### Given exercise
Every line below that mentions the word "title" should be copied out.

[Extracts from a graphics dataset]
- - -

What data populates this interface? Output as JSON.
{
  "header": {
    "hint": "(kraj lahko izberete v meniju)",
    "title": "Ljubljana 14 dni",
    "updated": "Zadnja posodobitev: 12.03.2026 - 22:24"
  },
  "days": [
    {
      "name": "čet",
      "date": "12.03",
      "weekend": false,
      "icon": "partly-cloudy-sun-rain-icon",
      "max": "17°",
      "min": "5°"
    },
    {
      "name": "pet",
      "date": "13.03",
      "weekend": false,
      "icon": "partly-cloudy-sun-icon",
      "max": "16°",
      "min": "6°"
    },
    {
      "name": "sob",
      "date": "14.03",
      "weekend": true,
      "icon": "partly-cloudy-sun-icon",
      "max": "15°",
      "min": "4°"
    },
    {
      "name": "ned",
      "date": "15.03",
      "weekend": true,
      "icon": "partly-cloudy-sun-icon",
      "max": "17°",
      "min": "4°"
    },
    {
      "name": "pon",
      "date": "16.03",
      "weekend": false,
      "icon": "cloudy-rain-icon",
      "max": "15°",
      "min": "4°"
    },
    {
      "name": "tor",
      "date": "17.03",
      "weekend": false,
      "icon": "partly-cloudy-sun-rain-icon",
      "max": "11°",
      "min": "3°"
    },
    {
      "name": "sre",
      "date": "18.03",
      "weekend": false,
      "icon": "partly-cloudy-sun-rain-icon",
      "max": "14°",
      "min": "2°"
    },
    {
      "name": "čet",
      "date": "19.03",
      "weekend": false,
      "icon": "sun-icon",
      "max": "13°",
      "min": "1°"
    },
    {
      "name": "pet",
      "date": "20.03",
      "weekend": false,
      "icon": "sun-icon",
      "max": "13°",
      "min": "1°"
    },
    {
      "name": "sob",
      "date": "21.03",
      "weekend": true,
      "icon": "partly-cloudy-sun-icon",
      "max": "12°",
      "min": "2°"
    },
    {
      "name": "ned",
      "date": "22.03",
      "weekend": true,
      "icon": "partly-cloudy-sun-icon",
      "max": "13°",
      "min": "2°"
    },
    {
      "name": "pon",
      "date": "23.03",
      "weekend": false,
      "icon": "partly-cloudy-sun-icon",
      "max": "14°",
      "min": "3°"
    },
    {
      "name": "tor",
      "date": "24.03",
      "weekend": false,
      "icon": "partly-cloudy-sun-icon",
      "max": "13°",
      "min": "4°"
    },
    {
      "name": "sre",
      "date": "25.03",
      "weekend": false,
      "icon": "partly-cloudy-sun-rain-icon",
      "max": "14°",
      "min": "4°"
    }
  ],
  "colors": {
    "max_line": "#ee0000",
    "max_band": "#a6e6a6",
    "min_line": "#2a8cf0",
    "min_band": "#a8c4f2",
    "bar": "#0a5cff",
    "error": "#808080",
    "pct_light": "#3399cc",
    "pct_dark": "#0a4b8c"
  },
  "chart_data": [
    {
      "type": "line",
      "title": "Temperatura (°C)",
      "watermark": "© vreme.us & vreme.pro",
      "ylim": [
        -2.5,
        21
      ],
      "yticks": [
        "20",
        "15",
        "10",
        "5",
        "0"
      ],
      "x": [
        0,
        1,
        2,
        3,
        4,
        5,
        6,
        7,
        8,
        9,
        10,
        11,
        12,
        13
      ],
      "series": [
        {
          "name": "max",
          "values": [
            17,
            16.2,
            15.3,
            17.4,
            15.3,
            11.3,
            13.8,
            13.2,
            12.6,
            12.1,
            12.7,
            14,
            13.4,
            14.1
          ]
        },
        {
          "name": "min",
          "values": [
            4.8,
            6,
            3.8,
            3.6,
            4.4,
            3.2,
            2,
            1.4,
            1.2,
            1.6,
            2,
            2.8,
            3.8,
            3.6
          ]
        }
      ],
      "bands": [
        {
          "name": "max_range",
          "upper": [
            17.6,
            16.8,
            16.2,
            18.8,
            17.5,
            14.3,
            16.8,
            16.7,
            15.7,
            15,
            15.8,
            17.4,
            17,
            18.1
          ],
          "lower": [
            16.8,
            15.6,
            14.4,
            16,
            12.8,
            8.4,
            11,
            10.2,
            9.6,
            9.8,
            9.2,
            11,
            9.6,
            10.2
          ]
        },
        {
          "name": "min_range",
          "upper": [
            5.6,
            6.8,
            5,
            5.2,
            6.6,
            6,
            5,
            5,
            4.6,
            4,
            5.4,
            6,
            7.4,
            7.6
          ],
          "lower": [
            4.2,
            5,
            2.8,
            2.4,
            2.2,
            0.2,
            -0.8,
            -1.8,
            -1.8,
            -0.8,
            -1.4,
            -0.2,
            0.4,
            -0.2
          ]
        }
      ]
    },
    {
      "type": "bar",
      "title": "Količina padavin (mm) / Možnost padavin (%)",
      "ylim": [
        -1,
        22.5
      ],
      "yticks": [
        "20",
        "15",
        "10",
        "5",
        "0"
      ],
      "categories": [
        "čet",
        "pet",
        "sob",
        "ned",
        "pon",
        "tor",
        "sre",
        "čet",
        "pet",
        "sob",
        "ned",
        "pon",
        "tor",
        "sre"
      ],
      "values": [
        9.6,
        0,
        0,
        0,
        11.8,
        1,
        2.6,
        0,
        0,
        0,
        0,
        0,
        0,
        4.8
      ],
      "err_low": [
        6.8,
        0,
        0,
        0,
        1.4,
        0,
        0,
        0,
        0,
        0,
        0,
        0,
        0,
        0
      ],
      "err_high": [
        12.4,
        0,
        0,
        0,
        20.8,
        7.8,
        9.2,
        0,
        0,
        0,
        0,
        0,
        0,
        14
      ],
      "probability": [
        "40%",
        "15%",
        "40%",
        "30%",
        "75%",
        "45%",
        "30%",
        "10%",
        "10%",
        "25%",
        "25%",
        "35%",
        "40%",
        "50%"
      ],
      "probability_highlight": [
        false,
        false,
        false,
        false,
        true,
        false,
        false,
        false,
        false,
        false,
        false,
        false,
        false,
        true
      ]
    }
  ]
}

- - -

### Answer to the exercise
    "title": "Ljubljana 14 dni",
      "title": "Temperatura (°C)",
      "title": "Količina padavin (mm) / Možnost padavin (%)",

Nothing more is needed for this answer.